**Written task:**
Please rewrite the data below, putting "Corrected return" in place of "Amended return" and leaving everything else unchanged.

*** Material shown

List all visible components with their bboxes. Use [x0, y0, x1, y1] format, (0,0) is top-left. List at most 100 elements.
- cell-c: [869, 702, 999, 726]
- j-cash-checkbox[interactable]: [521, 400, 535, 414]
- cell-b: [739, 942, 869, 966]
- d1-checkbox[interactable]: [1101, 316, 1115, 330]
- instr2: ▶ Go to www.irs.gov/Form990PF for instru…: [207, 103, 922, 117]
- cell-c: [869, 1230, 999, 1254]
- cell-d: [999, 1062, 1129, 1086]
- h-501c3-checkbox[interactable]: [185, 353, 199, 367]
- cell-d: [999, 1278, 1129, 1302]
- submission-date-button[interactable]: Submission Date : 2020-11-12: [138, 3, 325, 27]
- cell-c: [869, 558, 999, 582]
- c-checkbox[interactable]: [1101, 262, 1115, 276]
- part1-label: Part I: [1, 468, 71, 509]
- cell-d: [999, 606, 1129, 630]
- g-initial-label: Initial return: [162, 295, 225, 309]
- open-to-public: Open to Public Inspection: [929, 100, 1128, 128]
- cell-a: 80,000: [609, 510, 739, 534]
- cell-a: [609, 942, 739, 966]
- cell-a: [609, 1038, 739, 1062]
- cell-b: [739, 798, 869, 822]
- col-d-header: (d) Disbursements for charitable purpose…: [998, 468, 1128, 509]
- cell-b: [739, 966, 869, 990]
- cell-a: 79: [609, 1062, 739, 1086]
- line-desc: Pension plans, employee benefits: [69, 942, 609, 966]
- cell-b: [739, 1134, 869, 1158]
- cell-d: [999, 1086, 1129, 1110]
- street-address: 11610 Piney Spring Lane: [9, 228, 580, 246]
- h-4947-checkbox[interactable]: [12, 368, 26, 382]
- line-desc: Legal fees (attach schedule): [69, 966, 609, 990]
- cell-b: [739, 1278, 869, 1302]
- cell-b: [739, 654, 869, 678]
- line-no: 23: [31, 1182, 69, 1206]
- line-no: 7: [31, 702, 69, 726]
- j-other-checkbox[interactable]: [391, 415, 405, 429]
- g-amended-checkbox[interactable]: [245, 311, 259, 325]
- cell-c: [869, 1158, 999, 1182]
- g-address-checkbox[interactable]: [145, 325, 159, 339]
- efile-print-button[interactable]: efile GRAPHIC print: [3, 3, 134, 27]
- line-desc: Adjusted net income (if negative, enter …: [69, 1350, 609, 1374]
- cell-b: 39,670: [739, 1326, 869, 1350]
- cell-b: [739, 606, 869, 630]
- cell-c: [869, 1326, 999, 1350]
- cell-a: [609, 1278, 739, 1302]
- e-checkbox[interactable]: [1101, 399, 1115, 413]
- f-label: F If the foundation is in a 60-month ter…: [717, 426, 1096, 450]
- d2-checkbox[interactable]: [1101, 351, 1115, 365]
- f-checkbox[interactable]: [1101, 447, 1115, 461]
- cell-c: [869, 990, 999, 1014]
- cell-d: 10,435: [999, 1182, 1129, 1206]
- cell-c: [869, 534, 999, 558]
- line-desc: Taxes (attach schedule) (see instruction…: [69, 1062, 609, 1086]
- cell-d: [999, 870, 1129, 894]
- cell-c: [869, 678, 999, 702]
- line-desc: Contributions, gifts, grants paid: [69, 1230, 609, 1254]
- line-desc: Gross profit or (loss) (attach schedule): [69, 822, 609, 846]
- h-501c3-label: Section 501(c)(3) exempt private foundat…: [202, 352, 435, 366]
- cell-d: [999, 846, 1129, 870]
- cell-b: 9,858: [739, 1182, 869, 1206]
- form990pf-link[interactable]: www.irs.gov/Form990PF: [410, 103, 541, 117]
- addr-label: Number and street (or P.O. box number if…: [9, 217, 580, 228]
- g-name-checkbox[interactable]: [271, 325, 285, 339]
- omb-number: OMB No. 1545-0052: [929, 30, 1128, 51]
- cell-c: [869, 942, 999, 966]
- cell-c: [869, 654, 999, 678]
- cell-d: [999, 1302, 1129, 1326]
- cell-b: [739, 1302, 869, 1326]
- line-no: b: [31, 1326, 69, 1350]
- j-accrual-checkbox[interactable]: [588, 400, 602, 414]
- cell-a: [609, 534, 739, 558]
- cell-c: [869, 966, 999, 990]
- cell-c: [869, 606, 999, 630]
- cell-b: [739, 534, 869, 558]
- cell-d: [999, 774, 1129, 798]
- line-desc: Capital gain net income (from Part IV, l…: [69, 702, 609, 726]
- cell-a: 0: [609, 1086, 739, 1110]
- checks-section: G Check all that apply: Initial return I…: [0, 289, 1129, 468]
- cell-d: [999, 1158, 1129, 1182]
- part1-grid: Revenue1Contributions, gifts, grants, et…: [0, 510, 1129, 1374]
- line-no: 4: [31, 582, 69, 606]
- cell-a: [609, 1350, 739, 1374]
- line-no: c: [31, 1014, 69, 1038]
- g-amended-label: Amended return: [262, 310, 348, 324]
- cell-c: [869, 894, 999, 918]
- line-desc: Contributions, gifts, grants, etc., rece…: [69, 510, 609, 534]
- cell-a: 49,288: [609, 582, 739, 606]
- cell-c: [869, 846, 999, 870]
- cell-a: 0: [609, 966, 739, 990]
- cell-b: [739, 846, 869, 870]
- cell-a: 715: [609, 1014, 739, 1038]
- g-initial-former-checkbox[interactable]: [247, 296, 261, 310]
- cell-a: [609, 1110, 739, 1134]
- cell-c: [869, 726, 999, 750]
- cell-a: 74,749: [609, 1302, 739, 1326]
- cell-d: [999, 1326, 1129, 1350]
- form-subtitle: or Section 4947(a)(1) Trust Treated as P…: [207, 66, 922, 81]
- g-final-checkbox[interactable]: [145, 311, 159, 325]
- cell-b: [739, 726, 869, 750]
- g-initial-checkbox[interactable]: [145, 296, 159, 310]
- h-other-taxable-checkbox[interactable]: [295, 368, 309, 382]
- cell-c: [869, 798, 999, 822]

******

**Written response:**
List all visible components with their bboxes. Use [x0, y0, x1, y1] format, (0,0) is top-left. List at most 100 elements.
- cell-c: [869, 702, 999, 726]
- j-cash-checkbox[interactable]: [521, 400, 535, 414]
- cell-b: [739, 942, 869, 966]
- d1-checkbox[interactable]: [1101, 316, 1115, 330]
- instr2: ▶ Go to www.irs.gov/Form990PF for instru…: [207, 103, 922, 117]
- cell-c: [869, 1230, 999, 1254]
- cell-d: [999, 1062, 1129, 1086]
- h-501c3-checkbox[interactable]: [185, 353, 199, 367]
- cell-d: [999, 1278, 1129, 1302]
- submission-date-button[interactable]: Submission Date : 2020-11-12: [138, 3, 325, 27]
- cell-c: [869, 558, 999, 582]
- c-checkbox[interactable]: [1101, 262, 1115, 276]
- part1-label: Part I: [1, 468, 71, 509]
- cell-d: [999, 606, 1129, 630]
- g-initial-label: Initial return: [162, 295, 225, 309]
- open-to-public: Open to Public Inspection: [929, 100, 1128, 128]
- cell-a: 80,000: [609, 510, 739, 534]
- cell-a: [609, 942, 739, 966]
- cell-a: [609, 1038, 739, 1062]
- cell-b: [739, 798, 869, 822]
- col-d-header: (d) Disbursements for charitable purpose…: [998, 468, 1128, 509]
- cell-b: [739, 966, 869, 990]
- cell-a: 79: [609, 1062, 739, 1086]
- line-desc: Pension plans, employee benefits: [69, 942, 609, 966]
- cell-b: [739, 1134, 869, 1158]
- cell-d: [999, 1086, 1129, 1110]
- street-address: 11610 Piney Spring Lane: [9, 228, 580, 246]
- h-4947-checkbox[interactable]: [12, 368, 26, 382]
- line-desc: Legal fees (attach schedule): [69, 966, 609, 990]
- cell-b: [739, 1278, 869, 1302]
- cell-b: [739, 654, 869, 678]
- line-no: 23: [31, 1182, 69, 1206]
- line-no: 7: [31, 702, 69, 726]
- j-other-checkbox[interactable]: [391, 415, 405, 429]
- g-amended-checkbox[interactable]: [245, 311, 259, 325]
- cell-c: [869, 1158, 999, 1182]
- g-address-checkbox[interactable]: [145, 325, 159, 339]
- efile-print-button[interactable]: efile GRAPHIC print: [3, 3, 134, 27]
- line-desc: Adjusted net income (if negative, enter …: [69, 1350, 609, 1374]
- cell-b: 39,670: [739, 1326, 869, 1350]
- cell-b: [739, 606, 869, 630]
- cell-c: [869, 1326, 999, 1350]
- cell-a: [609, 1278, 739, 1302]
- e-checkbox[interactable]: [1101, 399, 1115, 413]
- f-label: F If the foundation is in a 60-month ter…: [717, 426, 1096, 450]
- d2-checkbox[interactable]: [1101, 351, 1115, 365]
- f-checkbox[interactable]: [1101, 447, 1115, 461]
- cell-c: [869, 990, 999, 1014]
- cell-d: 10,435: [999, 1182, 1129, 1206]
- cell-c: [869, 534, 999, 558]
- line-desc: Taxes (attach schedule) (see instruction…: [69, 1062, 609, 1086]
- cell-d: [999, 870, 1129, 894]
- cell-c: [869, 678, 999, 702]
- line-desc: Contributions, gifts, grants paid: [69, 1230, 609, 1254]
- line-desc: Gross profit or (loss) (attach schedule): [69, 822, 609, 846]
- h-501c3-label: Section 501(c)(3) exempt private foundat…: [202, 352, 435, 366]
- cell-d: [999, 846, 1129, 870]
- cell-b: 9,858: [739, 1182, 869, 1206]
- form990pf-link[interactable]: www.irs.gov/Form990PF: [410, 103, 541, 117]
- addr-label: Number and street (or P.O. box number if…: [9, 217, 580, 228]
- g-name-checkbox[interactable]: [271, 325, 285, 339]
- omb-number: OMB No. 1545-0052: [929, 30, 1128, 51]
- cell-c: [869, 942, 999, 966]
- cell-c: [869, 654, 999, 678]
- cell-d: [999, 1302, 1129, 1326]
- cell-b: [739, 1302, 869, 1326]
- line-no: b: [31, 1326, 69, 1350]
- j-accrual-checkbox[interactable]: [588, 400, 602, 414]
- cell-a: [609, 534, 739, 558]
- cell-c: [869, 966, 999, 990]
- cell-c: [869, 606, 999, 630]
- cell-b: [739, 534, 869, 558]
- cell-d: [999, 774, 1129, 798]
- line-desc: Capital gain net income (from Part IV, l…: [69, 702, 609, 726]
- cell-a: 0: [609, 1086, 739, 1110]
- checks-section: G Check all that apply: Initial return I…: [0, 289, 1129, 468]
- cell-d: [999, 1158, 1129, 1182]
- part1-grid: Revenue1Contributions, gifts, grants, et…: [0, 510, 1129, 1374]
- line-no: 4: [31, 582, 69, 606]
- cell-a: [609, 1350, 739, 1374]
- line-no: c: [31, 1014, 69, 1038]
- g-amended-label: Corrected return: [262, 310, 348, 324]
- cell-c: [869, 894, 999, 918]
- line-desc: Contributions, gifts, grants, etc., rece…: [69, 510, 609, 534]
- cell-a: 49,288: [609, 582, 739, 606]
- cell-c: [869, 846, 999, 870]
- cell-a: 0: [609, 966, 739, 990]
- cell-b: [739, 846, 869, 870]
- cell-a: 715: [609, 1014, 739, 1038]
- g-initial-former-checkbox[interactable]: [247, 296, 261, 310]
- cell-a: [609, 1110, 739, 1134]
- cell-c: [869, 726, 999, 750]
- cell-a: 74,749: [609, 1302, 739, 1326]
- cell-d: [999, 1326, 1129, 1350]
- form-subtitle: or Section 4947(a)(1) Trust Treated as P…: [207, 66, 922, 81]
- g-final-checkbox[interactable]: [145, 311, 159, 325]
- cell-b: [739, 726, 869, 750]
- g-initial-checkbox[interactable]: [145, 296, 159, 310]
- h-other-taxable-checkbox[interactable]: [295, 368, 309, 382]
- cell-c: [869, 798, 999, 822]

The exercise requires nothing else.